▶ **Data items**
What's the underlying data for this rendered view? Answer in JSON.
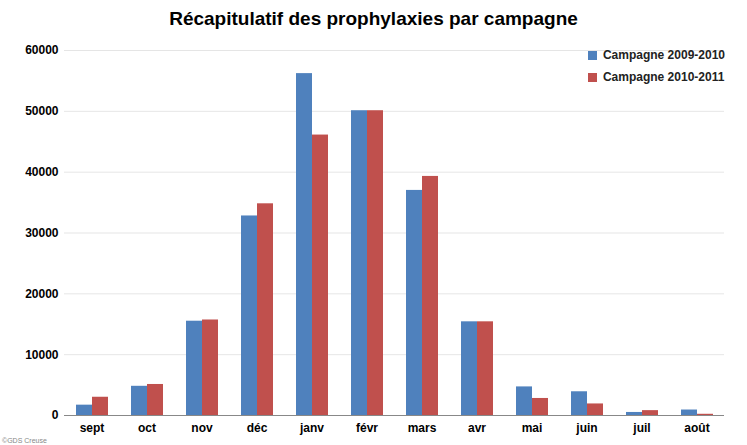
{
  "chart_data": {
    "type": "bar",
    "title": "Récapitulatif des prophylaxies par campagne",
    "categories": [
      "sept",
      "oct",
      "nov",
      "déc",
      "janv",
      "févr",
      "mars",
      "avr",
      "mai",
      "juin",
      "juil",
      "août"
    ],
    "series": [
      {
        "name": "Campagne 2009-2010",
        "color": "#4f81bd",
        "values": [
          1700,
          4800,
          15500,
          32800,
          56200,
          50100,
          37000,
          15400,
          4700,
          3900,
          500,
          900
        ]
      },
      {
        "name": "Campagne 2010-2011",
        "color": "#c0504d",
        "values": [
          3000,
          5100,
          15700,
          34800,
          46100,
          50100,
          39300,
          15400,
          2800,
          1900,
          800,
          200
        ]
      }
    ],
    "ylim": [
      0,
      60000
    ],
    "yticks": [
      0,
      10000,
      20000,
      30000,
      40000,
      50000,
      60000
    ],
    "grid": true,
    "legend": "top-right",
    "annotations": [
      "©GDS Creuse"
    ]
  }
}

▶ **The request**
Give every line above again exactly, with no pictures.

▶ **Worked answer**
What's the underlying data for this rendered view? Answer in JSON.
{
  "chart_data": {
    "type": "bar",
    "title": "Récapitulatif des prophylaxies par campagne",
    "categories": [
      "sept",
      "oct",
      "nov",
      "déc",
      "janv",
      "févr",
      "mars",
      "avr",
      "mai",
      "juin",
      "juil",
      "août"
    ],
    "series": [
      {
        "name": "Campagne 2009-2010",
        "color": "#4f81bd",
        "values": [
          1700,
          4800,
          15500,
          32800,
          56200,
          50100,
          37000,
          15400,
          4700,
          3900,
          500,
          900
        ]
      },
      {
        "name": "Campagne 2010-2011",
        "color": "#c0504d",
        "values": [
          3000,
          5100,
          15700,
          34800,
          46100,
          50100,
          39300,
          15400,
          2800,
          1900,
          800,
          200
        ]
      }
    ],
    "ylim": [
      0,
      60000
    ],
    "yticks": [
      0,
      10000,
      20000,
      30000,
      40000,
      50000,
      60000
    ],
    "grid": true,
    "legend": "top-right",
    "annotations": [
      "©GDS Creuse"
    ]
  }
}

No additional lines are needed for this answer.